* _Aim of the exercise_
Your task is to print every entry below exactly as given.

(Extracted data entries)
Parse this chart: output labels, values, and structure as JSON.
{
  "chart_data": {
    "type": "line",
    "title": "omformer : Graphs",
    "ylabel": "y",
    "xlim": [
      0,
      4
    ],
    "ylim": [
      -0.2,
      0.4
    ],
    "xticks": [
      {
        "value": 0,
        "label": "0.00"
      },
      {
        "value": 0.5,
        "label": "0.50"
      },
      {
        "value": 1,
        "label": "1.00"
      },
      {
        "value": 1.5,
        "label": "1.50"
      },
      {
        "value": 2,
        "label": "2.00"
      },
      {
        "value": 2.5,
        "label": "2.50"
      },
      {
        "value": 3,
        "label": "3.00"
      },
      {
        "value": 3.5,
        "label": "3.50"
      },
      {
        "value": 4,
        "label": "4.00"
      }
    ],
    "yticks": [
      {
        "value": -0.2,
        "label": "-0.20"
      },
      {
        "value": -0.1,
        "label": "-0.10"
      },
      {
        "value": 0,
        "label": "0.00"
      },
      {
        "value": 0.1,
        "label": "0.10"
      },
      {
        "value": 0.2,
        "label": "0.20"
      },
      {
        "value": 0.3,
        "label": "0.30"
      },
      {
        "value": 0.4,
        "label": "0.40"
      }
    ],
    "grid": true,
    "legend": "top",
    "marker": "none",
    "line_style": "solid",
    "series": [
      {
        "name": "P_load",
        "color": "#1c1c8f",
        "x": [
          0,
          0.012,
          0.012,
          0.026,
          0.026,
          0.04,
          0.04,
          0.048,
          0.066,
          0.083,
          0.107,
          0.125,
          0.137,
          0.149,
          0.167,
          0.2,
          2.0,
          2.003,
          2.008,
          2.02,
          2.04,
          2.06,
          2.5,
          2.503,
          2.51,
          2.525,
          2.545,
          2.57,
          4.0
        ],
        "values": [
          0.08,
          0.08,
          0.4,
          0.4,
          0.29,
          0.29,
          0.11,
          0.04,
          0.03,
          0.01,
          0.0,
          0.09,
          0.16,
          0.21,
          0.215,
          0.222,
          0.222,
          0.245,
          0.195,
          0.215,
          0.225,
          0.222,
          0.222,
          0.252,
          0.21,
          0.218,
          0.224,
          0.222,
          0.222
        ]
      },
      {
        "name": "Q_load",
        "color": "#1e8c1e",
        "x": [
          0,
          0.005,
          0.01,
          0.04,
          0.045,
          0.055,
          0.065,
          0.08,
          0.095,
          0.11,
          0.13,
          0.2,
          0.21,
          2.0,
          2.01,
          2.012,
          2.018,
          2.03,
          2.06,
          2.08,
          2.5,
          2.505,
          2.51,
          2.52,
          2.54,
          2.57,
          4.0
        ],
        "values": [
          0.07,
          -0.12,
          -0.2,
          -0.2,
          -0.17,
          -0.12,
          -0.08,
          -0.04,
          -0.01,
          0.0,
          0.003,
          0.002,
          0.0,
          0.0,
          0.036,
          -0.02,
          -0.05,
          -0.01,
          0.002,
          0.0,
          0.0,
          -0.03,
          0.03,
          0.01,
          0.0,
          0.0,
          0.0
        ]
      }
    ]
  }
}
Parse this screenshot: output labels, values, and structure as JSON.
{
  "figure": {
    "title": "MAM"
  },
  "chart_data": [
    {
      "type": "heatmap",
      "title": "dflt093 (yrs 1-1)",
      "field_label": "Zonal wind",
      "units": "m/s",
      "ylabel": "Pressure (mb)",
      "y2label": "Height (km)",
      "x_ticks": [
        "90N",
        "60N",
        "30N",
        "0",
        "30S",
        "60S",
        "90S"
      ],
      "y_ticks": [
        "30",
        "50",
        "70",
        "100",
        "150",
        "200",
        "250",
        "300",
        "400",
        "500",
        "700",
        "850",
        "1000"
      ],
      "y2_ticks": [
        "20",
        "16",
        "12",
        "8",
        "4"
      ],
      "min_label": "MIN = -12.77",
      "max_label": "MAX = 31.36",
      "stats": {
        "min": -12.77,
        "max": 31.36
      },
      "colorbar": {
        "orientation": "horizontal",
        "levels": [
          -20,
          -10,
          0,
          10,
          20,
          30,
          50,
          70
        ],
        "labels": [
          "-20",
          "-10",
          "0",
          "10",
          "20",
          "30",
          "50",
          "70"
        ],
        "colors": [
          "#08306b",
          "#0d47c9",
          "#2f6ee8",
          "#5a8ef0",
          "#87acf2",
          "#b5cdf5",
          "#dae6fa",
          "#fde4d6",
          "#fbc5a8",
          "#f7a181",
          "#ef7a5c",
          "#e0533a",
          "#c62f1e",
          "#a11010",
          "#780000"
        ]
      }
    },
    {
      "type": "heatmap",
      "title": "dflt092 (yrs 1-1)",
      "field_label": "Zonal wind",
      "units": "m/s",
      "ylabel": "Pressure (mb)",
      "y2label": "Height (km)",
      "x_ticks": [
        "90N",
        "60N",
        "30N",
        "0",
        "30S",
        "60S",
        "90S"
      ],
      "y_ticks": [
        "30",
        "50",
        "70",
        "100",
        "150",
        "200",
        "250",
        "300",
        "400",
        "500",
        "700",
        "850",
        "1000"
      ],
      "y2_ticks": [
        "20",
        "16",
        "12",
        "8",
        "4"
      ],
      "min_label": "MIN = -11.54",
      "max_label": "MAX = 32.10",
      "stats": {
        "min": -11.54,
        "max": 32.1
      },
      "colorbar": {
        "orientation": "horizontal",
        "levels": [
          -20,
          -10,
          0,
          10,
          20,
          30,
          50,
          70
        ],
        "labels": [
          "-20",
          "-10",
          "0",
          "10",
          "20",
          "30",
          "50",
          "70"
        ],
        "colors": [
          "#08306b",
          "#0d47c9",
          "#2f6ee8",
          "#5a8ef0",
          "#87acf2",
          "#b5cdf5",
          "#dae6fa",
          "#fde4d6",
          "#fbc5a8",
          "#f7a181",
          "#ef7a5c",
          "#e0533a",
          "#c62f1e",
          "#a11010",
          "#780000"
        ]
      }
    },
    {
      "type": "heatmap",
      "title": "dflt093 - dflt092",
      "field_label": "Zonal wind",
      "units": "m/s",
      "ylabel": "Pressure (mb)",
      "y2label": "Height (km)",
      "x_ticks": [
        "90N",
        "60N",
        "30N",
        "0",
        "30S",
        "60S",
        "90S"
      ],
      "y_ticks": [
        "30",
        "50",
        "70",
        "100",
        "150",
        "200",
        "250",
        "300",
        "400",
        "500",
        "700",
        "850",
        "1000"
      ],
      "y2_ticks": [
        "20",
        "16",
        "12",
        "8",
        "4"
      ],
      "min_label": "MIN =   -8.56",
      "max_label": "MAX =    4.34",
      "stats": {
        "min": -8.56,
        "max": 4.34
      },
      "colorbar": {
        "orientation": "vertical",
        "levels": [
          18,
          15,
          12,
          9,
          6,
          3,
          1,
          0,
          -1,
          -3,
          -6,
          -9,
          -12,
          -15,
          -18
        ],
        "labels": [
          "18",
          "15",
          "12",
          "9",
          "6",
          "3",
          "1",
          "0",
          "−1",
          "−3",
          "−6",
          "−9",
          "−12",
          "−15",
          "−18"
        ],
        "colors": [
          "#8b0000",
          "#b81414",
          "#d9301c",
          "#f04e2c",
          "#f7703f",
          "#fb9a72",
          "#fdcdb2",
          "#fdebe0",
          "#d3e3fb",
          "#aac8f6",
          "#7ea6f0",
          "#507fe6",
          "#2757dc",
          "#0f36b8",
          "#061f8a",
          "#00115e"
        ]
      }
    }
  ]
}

* _Response to this task_
Parse this chart: output labels, values, and structure as JSON.
{
  "chart_data": {
    "type": "line",
    "title": "omformer : Graphs",
    "ylabel": "y",
    "xlim": [
      0,
      4
    ],
    "ylim": [
      -0.2,
      0.4
    ],
    "xticks": [
      {
        "value": 0,
        "label": "0.00"
      },
      {
        "value": 0.5,
        "label": "0.50"
      },
      {
        "value": 1,
        "label": "1.00"
      },
      {
        "value": 1.5,
        "label": "1.50"
      },
      {
        "value": 2,
        "label": "2.00"
      },
      {
        "value": 2.5,
        "label": "2.50"
      },
      {
        "value": 3,
        "label": "3.00"
      },
      {
        "value": 3.5,
        "label": "3.50"
      },
      {
        "value": 4,
        "label": "4.00"
      }
    ],
    "yticks": [
      {
        "value": -0.2,
        "label": "-0.20"
      },
      {
        "value": -0.1,
        "label": "-0.10"
      },
      {
        "value": 0,
        "label": "0.00"
      },
      {
        "value": 0.1,
        "label": "0.10"
      },
      {
        "value": 0.2,
        "label": "0.20"
      },
      {
        "value": 0.3,
        "label": "0.30"
      },
      {
        "value": 0.4,
        "label": "0.40"
      }
    ],
    "grid": true,
    "legend": "top",
    "marker": "none",
    "line_style": "solid",
    "series": [
      {
        "name": "P_load",
        "color": "#1c1c8f",
        "x": [
          0,
          0.012,
          0.012,
          0.026,
          0.026,
          0.04,
          0.04,
          0.048,
          0.066,
          0.083,
          0.107,
          0.125,
          0.137,
          0.149,
          0.167,
          0.2,
          2.0,
          2.003,
          2.008,
          2.02,
          2.04,
          2.06,
          2.5,
          2.503,
          2.51,
          2.525,
          2.545,
          2.57,
          4.0
        ],
        "values": [
          0.08,
          0.08,
          0.4,
          0.4,
          0.29,
          0.29,
          0.11,
          0.04,
          0.03,
          0.01,
          0.0,
          0.09,
          0.16,
          0.21,
          0.215,
          0.222,
          0.222,
          0.245,
          0.195,
          0.215,
          0.225,
          0.222,
          0.222,
          0.252,
          0.21,
          0.218,
          0.224,
          0.222,
          0.222
        ]
      },
      {
        "name": "Q_load",
        "color": "#1e8c1e",
        "x": [
          0,
          0.005,
          0.01,
          0.04,
          0.045,
          0.055,
          0.065,
          0.08,
          0.095,
          0.11,
          0.13,
          0.2,
          0.21,
          2.0,
          2.01,
          2.012,
          2.018,
          2.03,
          2.06,
          2.08,
          2.5,
          2.505,
          2.51,
          2.52,
          2.54,
          2.57,
          4.0
        ],
        "values": [
          0.07,
          -0.12,
          -0.2,
          -0.2,
          -0.17,
          -0.12,
          -0.08,
          -0.04,
          -0.01,
          0.0,
          0.003,
          0.002,
          0.0,
          0.0,
          0.036,
          -0.02,
          -0.05,
          -0.01,
          0.002,
          0.0,
          0.0,
          -0.03,
          0.03,
          0.01,
          0.0,
          0.0,
          0.0
        ]
      }
    ]
  }
}
Parse this screenshot: output labels, values, and structure as JSON.
{
  "figure": {
    "title": "MAM"
  },
  "chart_data": [
    {
      "type": "heatmap",
      "title": "dflt093 (yrs 1-1)",
      "field_label": "Zonal wind",
      "units": "m/s",
      "ylabel": "Pressure (mb)",
      "y2label": "Height (km)",
      "x_ticks": [
        "90N",
        "60N",
        "30N",
        "0",
        "30S",
        "60S",
        "90S"
      ],
      "y_ticks": [
        "30",
        "50",
        "70",
        "100",
        "150",
        "200",
        "250",
        "300",
        "400",
        "500",
        "700",
        "850",
        "1000"
      ],
      "y2_ticks": [
        "20",
        "16",
        "12",
        "8",
        "4"
      ],
      "min_label": "MIN = -12.77",
      "max_label": "MAX = 31.36",
      "stats": {
        "min": -12.77,
        "max": 31.36
      },
      "colorbar": {
        "orientation": "horizontal",
        "levels": [
          -20,
          -10,
          0,
          10,
          20,
          30,
          50,
          70
        ],
        "labels": [
          "-20",
          "-10",
          "0",
          "10",
          "20",
          "30",
          "50",
          "70"
        ],
        "colors": [
          "#08306b",
          "#0d47c9",
          "#2f6ee8",
          "#5a8ef0",
          "#87acf2",
          "#b5cdf5",
          "#dae6fa",
          "#fde4d6",
          "#fbc5a8",
          "#f7a181",
          "#ef7a5c",
          "#e0533a",
          "#c62f1e",
          "#a11010",
          "#780000"
        ]
      }
    },
    {
      "type": "heatmap",
      "title": "dflt092 (yrs 1-1)",
      "field_label": "Zonal wind",
      "units": "m/s",
      "ylabel": "Pressure (mb)",
      "y2label": "Height (km)",
      "x_ticks": [
        "90N",
        "60N",
        "30N",
        "0",
        "30S",
        "60S",
        "90S"
      ],
      "y_ticks": [
        "30",
        "50",
        "70",
        "100",
        "150",
        "200",
        "250",
        "300",
        "400",
        "500",
        "700",
        "850",
        "1000"
      ],
      "y2_ticks": [
        "20",
        "16",
        "12",
        "8",
        "4"
      ],
      "min_label": "MIN = -11.54",
      "max_label": "MAX = 32.10",
      "stats": {
        "min": -11.54,
        "max": 32.1
      },
      "colorbar": {
        "orientation": "horizontal",
        "levels": [
          -20,
          -10,
          0,
          10,
          20,
          30,
          50,
          70
        ],
        "labels": [
          "-20",
          "-10",
          "0",
          "10",
          "20",
          "30",
          "50",
          "70"
        ],
        "colors": [
          "#08306b",
          "#0d47c9",
          "#2f6ee8",
          "#5a8ef0",
          "#87acf2",
          "#b5cdf5",
          "#dae6fa",
          "#fde4d6",
          "#fbc5a8",
          "#f7a181",
          "#ef7a5c",
          "#e0533a",
          "#c62f1e",
          "#a11010",
          "#780000"
        ]
      }
    },
    {
      "type": "heatmap",
      "title": "dflt093 - dflt092",
      "field_label": "Zonal wind",
      "units": "m/s",
      "ylabel": "Pressure (mb)",
      "y2label": "Height (km)",
      "x_ticks": [
        "90N",
        "60N",
        "30N",
        "0",
        "30S",
        "60S",
        "90S"
      ],
      "y_ticks": [
        "30",
        "50",
        "70",
        "100",
        "150",
        "200",
        "250",
        "300",
        "400",
        "500",
        "700",
        "850",
        "1000"
      ],
      "y2_ticks": [
        "20",
        "16",
        "12",
        "8",
        "4"
      ],
      "min_label": "MIN =   -8.56",
      "max_label": "MAX =    4.34",
      "stats": {
        "min": -8.56,
        "max": 4.34
      },
      "colorbar": {
        "orientation": "vertical",
        "levels": [
          18,
          15,
          12,
          9,
          6,
          3,
          1,
          0,
          -1,
          -3,
          -6,
          -9,
          -12,
          -15,
          -18
        ],
        "labels": [
          "18",
          "15",
          "12",
          "9",
          "6",
          "3",
          "1",
          "0",
          "−1",
          "−3",
          "−6",
          "−9",
          "−12",
          "−15",
          "−18"
        ],
        "colors": [
          "#8b0000",
          "#b81414",
          "#d9301c",
          "#f04e2c",
          "#f7703f",
          "#fb9a72",
          "#fdcdb2",
          "#fdebe0",
          "#d3e3fb",
          "#aac8f6",
          "#7ea6f0",
          "#507fe6",
          "#2757dc",
          "#0f36b8",
          "#061f8a",
          "#00115e"
        ]
      }
    }
  ]
}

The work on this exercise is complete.